**Data provided**
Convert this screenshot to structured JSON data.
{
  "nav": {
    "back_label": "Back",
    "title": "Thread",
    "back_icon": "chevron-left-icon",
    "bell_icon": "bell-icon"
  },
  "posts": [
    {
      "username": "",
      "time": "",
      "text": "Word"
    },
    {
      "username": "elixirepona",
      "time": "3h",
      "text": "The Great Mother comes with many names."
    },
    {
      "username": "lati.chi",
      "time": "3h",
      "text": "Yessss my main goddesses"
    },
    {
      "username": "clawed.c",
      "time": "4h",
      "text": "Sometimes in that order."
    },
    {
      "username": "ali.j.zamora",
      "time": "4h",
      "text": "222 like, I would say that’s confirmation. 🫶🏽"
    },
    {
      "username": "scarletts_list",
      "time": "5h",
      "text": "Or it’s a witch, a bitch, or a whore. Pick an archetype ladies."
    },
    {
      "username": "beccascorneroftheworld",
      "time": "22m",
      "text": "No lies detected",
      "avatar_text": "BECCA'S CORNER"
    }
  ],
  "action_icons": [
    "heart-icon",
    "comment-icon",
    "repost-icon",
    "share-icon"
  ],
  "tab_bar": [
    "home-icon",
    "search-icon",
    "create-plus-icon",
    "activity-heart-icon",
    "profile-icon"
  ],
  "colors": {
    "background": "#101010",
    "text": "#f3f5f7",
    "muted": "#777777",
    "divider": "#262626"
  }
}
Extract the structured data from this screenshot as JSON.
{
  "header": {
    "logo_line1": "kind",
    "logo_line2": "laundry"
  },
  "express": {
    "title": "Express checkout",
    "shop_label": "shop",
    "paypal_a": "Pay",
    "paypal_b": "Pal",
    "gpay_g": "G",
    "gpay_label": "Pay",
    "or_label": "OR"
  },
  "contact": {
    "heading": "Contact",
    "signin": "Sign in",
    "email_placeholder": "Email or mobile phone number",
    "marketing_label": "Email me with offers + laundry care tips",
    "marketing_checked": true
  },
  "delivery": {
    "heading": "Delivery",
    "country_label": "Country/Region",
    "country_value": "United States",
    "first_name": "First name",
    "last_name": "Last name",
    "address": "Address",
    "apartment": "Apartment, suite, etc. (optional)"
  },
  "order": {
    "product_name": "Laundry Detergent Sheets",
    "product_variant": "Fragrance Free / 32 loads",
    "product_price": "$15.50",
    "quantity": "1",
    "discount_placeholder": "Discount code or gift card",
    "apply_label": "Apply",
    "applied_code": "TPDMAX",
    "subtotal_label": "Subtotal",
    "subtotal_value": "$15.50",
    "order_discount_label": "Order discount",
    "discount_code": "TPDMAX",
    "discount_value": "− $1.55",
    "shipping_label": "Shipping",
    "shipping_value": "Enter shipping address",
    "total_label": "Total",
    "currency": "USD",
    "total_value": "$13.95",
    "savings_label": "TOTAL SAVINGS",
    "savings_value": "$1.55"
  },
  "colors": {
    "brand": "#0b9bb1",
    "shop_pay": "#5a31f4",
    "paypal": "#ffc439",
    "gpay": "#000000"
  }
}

**Your task**
Take every line containing the word "address" and copy it.

**Expected answer**
    "address": "Address",
    "shipping_value": "Enter shipping address",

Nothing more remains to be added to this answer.